[원문 발췌]:
──────────

2022-01-31 TIL

Fact

• 바닐라 자바스크립트 스터디 미션 3 1문제
• 그림으로 배우는 HTTP 2회독 끝

Findings

책을 읽으면서 가장 기억에 남았던 부분을 정리하자면, Http으로 하는 통신은 기본적으로 보안에 취약하다. 통신을 할 때 암호화를 하지 않기 때문이다. 그래서 서버와 클라이언트가 통신을 하는 도중 누군가가 리스폰스나 리퀘스트를 도청하거나 위장, 가로챌 수 있다. 예를 들어 악성 스크립트를 사용해서 공격하는 XSS 등에 당하기 쉽다. 그래서 나온 것이 HTTPS다. HTTPS는 HTTP에서 프로토콜 종류인 SSL를 사용해서 통신을 하는 것으로 통신 통로를 암호화된 통로로 덧씌운다고 생각하면 편하다. 보안이 좋은 대신 단점이 존재한다. 아무대로 암호화를 하는 과정이 있기 때문에 서버에 과부하를 줄 수 있고, 속도가 느리다는 점이다. 또한 HTTPS는 공개키 알고리즘 방식으로 암호화하는 방식이다.

http에는 인증 방식이 존재한다. 첫 번째 Basic, Digest, SSL 클라이언트, form 베이스 인증 방식이 있다. Basic은 보안이 취약해서 잘 사용하지 않고, Digest 인증 방식은 Basic 인증 방식에 비해 보안은 좋은 편이나 그다지 많이 사용하지 않는다고 한다. SSL 클라이언트 방식은 인증 기관에서 인증서를 구입해 클라이언트에 유지하면서 인증하는 방식인데, 인증 비용이 만만치 않아 자주 사용되는 방식이 아니라고 한다. 마지막으로 form 베이스 인증 방식은 세션과 쿠키를 이용해 로그인을 성공하면 서버에서 클라이언트한테 Http 헤더에 set-cookie라는 이름의 session-id를 담아서 보낸다. 그러면 클라이언트는 쿠키를 저장하고 인증이 필요할 때마다 서버에 쿠키를 담아서 보낸다. 그 후 서버는 인증이 올 때마다 쿠키를 확인하고 응답한다. http는 스테이트 리스 프로토콜이기 때문에 인증했다는 상태를 저장할 수 없다. 그래서 쿠키 세션을 사용한다.

──────────

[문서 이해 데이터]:
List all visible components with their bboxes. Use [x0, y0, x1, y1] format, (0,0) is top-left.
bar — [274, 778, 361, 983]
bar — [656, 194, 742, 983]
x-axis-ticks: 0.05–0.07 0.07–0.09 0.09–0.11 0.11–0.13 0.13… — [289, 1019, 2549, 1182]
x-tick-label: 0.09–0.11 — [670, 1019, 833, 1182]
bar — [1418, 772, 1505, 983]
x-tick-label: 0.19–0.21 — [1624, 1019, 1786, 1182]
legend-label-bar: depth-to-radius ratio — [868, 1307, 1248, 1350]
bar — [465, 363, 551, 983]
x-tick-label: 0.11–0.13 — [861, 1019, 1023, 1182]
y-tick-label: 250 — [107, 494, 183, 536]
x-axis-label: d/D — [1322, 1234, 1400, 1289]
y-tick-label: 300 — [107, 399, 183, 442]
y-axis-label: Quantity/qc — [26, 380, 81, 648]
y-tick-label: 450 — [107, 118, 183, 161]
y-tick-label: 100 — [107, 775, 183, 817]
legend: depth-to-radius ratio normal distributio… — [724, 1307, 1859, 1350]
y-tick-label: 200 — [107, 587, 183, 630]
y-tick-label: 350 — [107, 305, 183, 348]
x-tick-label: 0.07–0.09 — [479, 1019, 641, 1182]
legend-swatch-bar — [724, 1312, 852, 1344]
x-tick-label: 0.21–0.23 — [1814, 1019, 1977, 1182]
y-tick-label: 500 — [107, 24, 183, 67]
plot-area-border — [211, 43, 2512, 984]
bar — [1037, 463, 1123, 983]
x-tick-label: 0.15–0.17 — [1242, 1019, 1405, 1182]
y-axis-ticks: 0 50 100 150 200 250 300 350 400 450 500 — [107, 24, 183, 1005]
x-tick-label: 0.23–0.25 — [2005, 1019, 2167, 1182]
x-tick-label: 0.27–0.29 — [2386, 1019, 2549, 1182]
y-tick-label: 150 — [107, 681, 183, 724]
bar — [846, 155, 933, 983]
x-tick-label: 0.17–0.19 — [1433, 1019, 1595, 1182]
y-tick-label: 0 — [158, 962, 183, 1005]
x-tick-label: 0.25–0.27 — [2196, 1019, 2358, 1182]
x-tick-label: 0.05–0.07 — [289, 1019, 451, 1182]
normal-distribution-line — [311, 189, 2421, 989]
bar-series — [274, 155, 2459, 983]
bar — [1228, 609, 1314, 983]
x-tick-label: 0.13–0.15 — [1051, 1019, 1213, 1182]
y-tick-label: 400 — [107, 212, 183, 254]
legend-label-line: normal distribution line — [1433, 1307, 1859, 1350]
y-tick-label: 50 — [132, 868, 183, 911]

──────────

[풀어 볼 문제]:
1 - HTTP 학습 글에 비추어 다음 진술 (a)~(c)가 맞는지 각각 예 또는 아니요로 판정하고, 판단 근거가 되는 글의 문구를 그대로 인용하시오. (a) HTTPS는 암호화 과정 때문에 서버에 과부하를 줄 수 있다. (b) Digest 인증 방식은 Basic 인증 방식보다 보안이 취약하다. (c) form 베이스 인증 방식에서 클라이언트는 서버가 보낸 쿠키를 저장한다.
2 - HTTP 학습 글에 따르면 SSL 클라이언트 인증 방식이 자주 사용되지 않는 이유는 무엇인가?

[과제별 풀이]:
1 -
(a) 예: "암호화를 하는 과정이 있기 때문에 서버에 과부하를 줄 수 있고"
(b) 아니요: "Digest 인증 방식은 Basic 인증 방식에 비해 보안은 좋은 편이나"
(c) 예: "그러면 클라이언트는 쿠키를 저장하고"

2 - 인증 비용이 만만치 않기 때문이다.